**Exercise details:**
All of the data is to be written out again exactly, without the pictures.

**Raw data:**
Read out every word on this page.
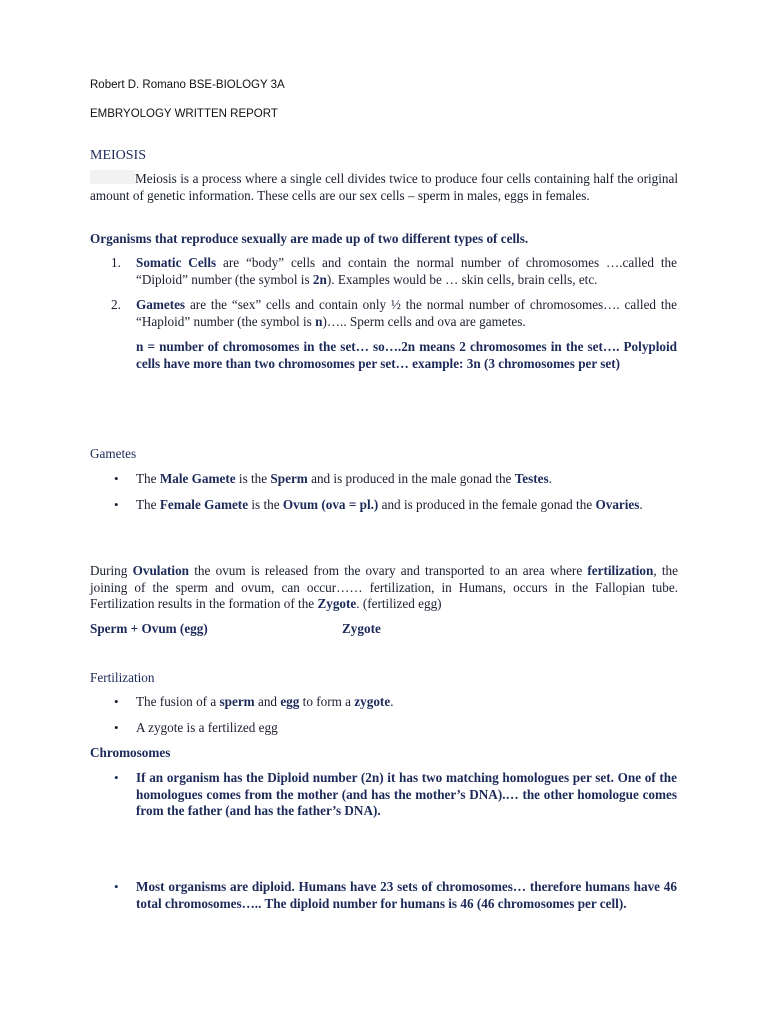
Robert D. Romano BSE-BIOLOGY 3A
EMBRYOLOGY WRITTEN REPORT
MEIOSIS
Meiosis is a process where a single cell divides twice to produce four cells containing half the original amount of genetic information. These cells are our sex cells – sperm in males, eggs in females.
Organisms that reproduce sexually are made up of two different types of cells.
1. Somatic Cells are “body” cells and contain the normal number of chromosomes ….called the “Diploid” number (the symbol is 2n). Examples would be … skin cells, brain cells, etc.
2. Gametes are the “sex” cells and contain only ½ the normal number of chromosomes…. called the “Haploid” number (the symbol is n)….. Sperm cells and ova are gametes.
n = number of chromosomes in the set… so….2n means 2 chromosomes in the set…. Polyploid cells have more than two chromosomes per set… example: 3n (3 chromosomes per set)
Gametes
• The Male Gamete is the Sperm and is produced in the male gonad the Testes.
• The Female Gamete is the Ovum (ova = pl.) and is produced in the female gonad the Ovaries.
During Ovulation the ovum is released from the ovary and transported to an area where fertilization, the joining of the sperm and ovum, can occur…… fertilization, in Humans, occurs in the Fallopian tube. Fertilization results in the formation of the Zygote. (fertilized egg)
Sperm + Ovum (egg)	Zygote
Fertilization
• The fusion of a sperm and egg to form a zygote.
• A zygote is a fertilized egg
Chromosomes
• If an organism has the Diploid number (2n) it has two matching homologues per set. One of the homologues comes from the mother (and has the mother’s DNA).… the other homologue comes from the father (and has the father’s DNA).
• Most organisms are diploid. Humans have 23 sets of chromosomes… therefore humans have 46 total chromosomes….. The diploid number for humans is 46 (46 chromosomes per cell).
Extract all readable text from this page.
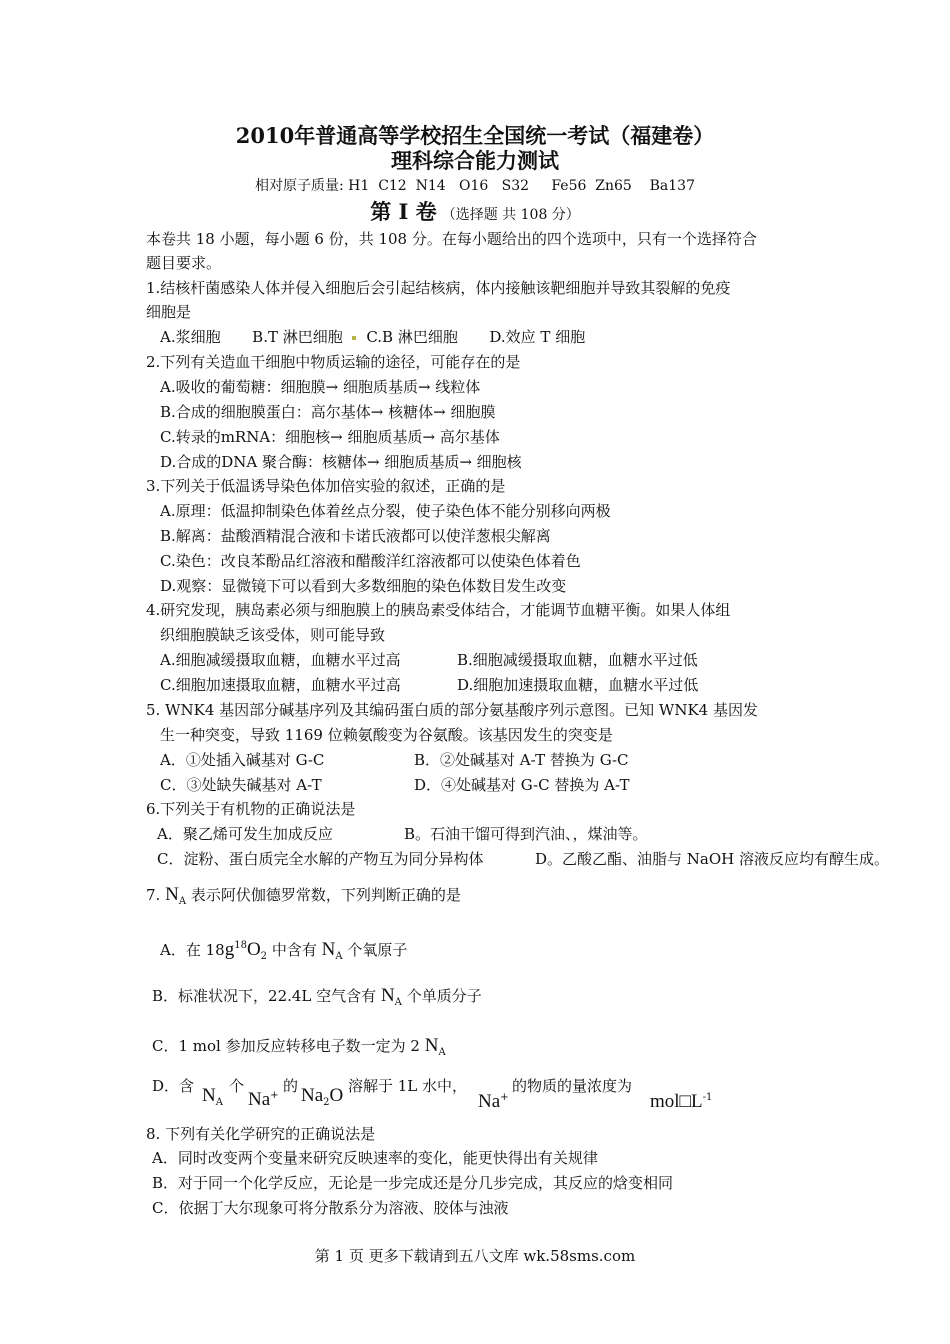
2010年普通高等学校招生全国统一考试（福建卷）
理科综合能力测试
相对原子质量: H1  C12  N14   O16   S32     Fe56  Zn65    Ba137
第 I 卷 （选择题 共 108 分）
本卷共 18 小题，每小题 6 份，共 108 分。在每小题给出的四个选项中，只有一个选择符合
题目要求。
1.结核杆菌感染人体并侵入细胞后会引起结核病，体内接触该靶细胞并导致其裂解的免疫
细胞是
A.浆细胞 B.T 淋巴细胞 C.B 淋巴细胞 D.效应 T 细胞
2.下列有关造血干细胞中物质运输的途径，可能存在的是
A.吸收的葡萄糖：细胞膜→ 细胞质基质→ 线粒体
B.合成的细胞膜蛋白：高尔基体→ 核糖体→ 细胞膜
C.转录的mRNA：细胞核→ 细胞质基质→ 高尔基体
D.合成的DNA 聚合酶：核糖体→ 细胞质基质→ 细胞核
3.下列关于低温诱导染色体加倍实验的叙述，正确的是
A.原理：低温抑制染色体着丝点分裂，使子染色体不能分别移向两极
B.解离：盐酸酒精混合液和卡诺氏液都可以使洋葱根尖解离
C.染色：改良苯酚品红溶液和醋酸洋红溶液都可以使染色体着色
D.观察：显微镜下可以看到大多数细胞的染色体数目发生改变
4.研究发现，胰岛素必须与细胞膜上的胰岛素受体结合，才能调节血糖平衡。如果人体组
织细胞膜缺乏该受体，则可能导致
A.细胞减缓摄取血糖，血糖水平过高	B.细胞减缓摄取血糖，血糖水平过低
C.细胞加速摄取血糖，血糖水平过高	D.细胞加速摄取血糖，血糖水平过低
5. WNK4 基因部分碱基序列及其编码蛋白质的部分氨基酸序列示意图。已知 WNK4 基因发
生一种突变，导致 1169 位赖氨酸变为谷氨酸。该基因发生的突变是
A．①处插入碱基对 G-C	B．②处碱基对 A-T 替换为 G-C
C．③处缺失碱基对 A-T	D．④处碱基对 G-C 替换为 A-T
6.下列关于有机物的正确说法是
A．聚乙烯可发生加成反应	B。石油干馏可得到汽油、，煤油等。
C．淀粉、蛋白质完全水解的产物互为同分异构体	D。乙酸乙酯、油脂与 NaOH 溶液反应均有醇生成。
7. $N_A$ 表示阿伏伽德罗常数，下列判断正确的是
A．在 $18g^{18}O_2$ 中含有 $N_A$ 个氧原子
B．标准状况下，22.4L 空气含有 $N_A$ 个单质分子
C．1 mol 参加反应转移电子数一定为 2 $N_A$
D．含 $N_A$
个
Na+
的 $Na_2O$ 溶解于 1L 水中，
Na+
的物质的量浓度为
$mol□L^{-1}$
8. 下列有关化学研究的正确说法是
A．同时改变两个变量来研究反映速率的变化，能更快得出有关规律
B．对于同一个化学反应，无论是一步完成还是分几步完成，其反应的焓变相同
C．依据丁大尔现象可将分散系分为溶液、胶体与浊液
第 1 页 更多下载请到五八文库 wk.58sms.com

**The answer:**
Read out every word on this page.
Robert D. Romano BSE-BIOLOGY 3A
EMBRYOLOGY WRITTEN REPORT
MEIOSIS
Meiosis is a process where a single cell divides twice to produce four cells containing half the original amount of genetic information. These cells are our sex cells – sperm in males, eggs in females.
Organisms that reproduce sexually are made up of two different types of cells.
1. Somatic Cells are “body” cells and contain the normal number of chromosomes ….called the “Diploid” number (the symbol is 2n). Examples would be … skin cells, brain cells, etc.
2. Gametes are the “sex” cells and contain only ½ the normal number of chromosomes…. called the “Haploid” number (the symbol is n)….. Sperm cells and ova are gametes.
n = number of chromosomes in the set… so….2n means 2 chromosomes in the set…. Polyploid cells have more than two chromosomes per set… example: 3n (3 chromosomes per set)
Gametes
• The Male Gamete is the Sperm and is produced in the male gonad the Testes.
• The Female Gamete is the Ovum (ova = pl.) and is produced in the female gonad the Ovaries.
During Ovulation the ovum is released from the ovary and transported to an area where fertilization, the joining of the sperm and ovum, can occur…… fertilization, in Humans, occurs in the Fallopian tube. Fertilization results in the formation of the Zygote. (fertilized egg)
Sperm + Ovum (egg)	Zygote
Fertilization
• The fusion of a sperm and egg to form a zygote.
• A zygote is a fertilized egg
Chromosomes
• If an organism has the Diploid number (2n) it has two matching homologues per set. One of the homologues comes from the mother (and has the mother’s DNA).… the other homologue comes from the father (and has the father’s DNA).
• Most organisms are diploid. Humans have 23 sets of chromosomes… therefore humans have 46 total chromosomes….. The diploid number for humans is 46 (46 chromosomes per cell).
Extract all readable text from this page.
2010年普通高等学校招生全国统一考试（福建卷）
理科综合能力测试
相对原子质量: H1  C12  N14   O16   S32     Fe56  Zn65    Ba137
第 I 卷 （选择题 共 108 分）
本卷共 18 小题，每小题 6 份，共 108 分。在每小题给出的四个选项中，只有一个选择符合
题目要求。
1.结核杆菌感染人体并侵入细胞后会引起结核病，体内接触该靶细胞并导致其裂解的免疫
细胞是
A.浆细胞 B.T 淋巴细胞 C.B 淋巴细胞 D.效应 T 细胞
2.下列有关造血干细胞中物质运输的途径，可能存在的是
A.吸收的葡萄糖：细胞膜→ 细胞质基质→ 线粒体
B.合成的细胞膜蛋白：高尔基体→ 核糖体→ 细胞膜
C.转录的mRNA：细胞核→ 细胞质基质→ 高尔基体
D.合成的DNA 聚合酶：核糖体→ 细胞质基质→ 细胞核
3.下列关于低温诱导染色体加倍实验的叙述，正确的是
A.原理：低温抑制染色体着丝点分裂，使子染色体不能分别移向两极
B.解离：盐酸酒精混合液和卡诺氏液都可以使洋葱根尖解离
C.染色：改良苯酚品红溶液和醋酸洋红溶液都可以使染色体着色
D.观察：显微镜下可以看到大多数细胞的染色体数目发生改变
4.研究发现，胰岛素必须与细胞膜上的胰岛素受体结合，才能调节血糖平衡。如果人体组
织细胞膜缺乏该受体，则可能导致
A.细胞减缓摄取血糖，血糖水平过高	B.细胞减缓摄取血糖，血糖水平过低
C.细胞加速摄取血糖，血糖水平过高	D.细胞加速摄取血糖，血糖水平过低
5. WNK4 基因部分碱基序列及其编码蛋白质的部分氨基酸序列示意图。已知 WNK4 基因发
生一种突变，导致 1169 位赖氨酸变为谷氨酸。该基因发生的突变是
A．①处插入碱基对 G-C	B．②处碱基对 A-T 替换为 G-C
C．③处缺失碱基对 A-T	D．④处碱基对 G-C 替换为 A-T
6.下列关于有机物的正确说法是
A．聚乙烯可发生加成反应	B。石油干馏可得到汽油、，煤油等。
C．淀粉、蛋白质完全水解的产物互为同分异构体	D。乙酸乙酯、油脂与 NaOH 溶液反应均有醇生成。
7. $N_A$ 表示阿伏伽德罗常数，下列判断正确的是
A．在 $18g^{18}O_2$ 中含有 $N_A$ 个氧原子
B．标准状况下，22.4L 空气含有 $N_A$ 个单质分子
C．1 mol 参加反应转移电子数一定为 2 $N_A$
D．含 $N_A$
个
Na+
的 $Na_2O$ 溶解于 1L 水中，
Na+
的物质的量浓度为
$mol□L^{-1}$
8. 下列有关化学研究的正确说法是
A．同时改变两个变量来研究反映速率的变化，能更快得出有关规律
B．对于同一个化学反应，无论是一步完成还是分几步完成，其反应的焓变相同
C．依据丁大尔现象可将分散系分为溶液、胶体与浊液
第 1 页 更多下载请到五八文库 wk.58sms.com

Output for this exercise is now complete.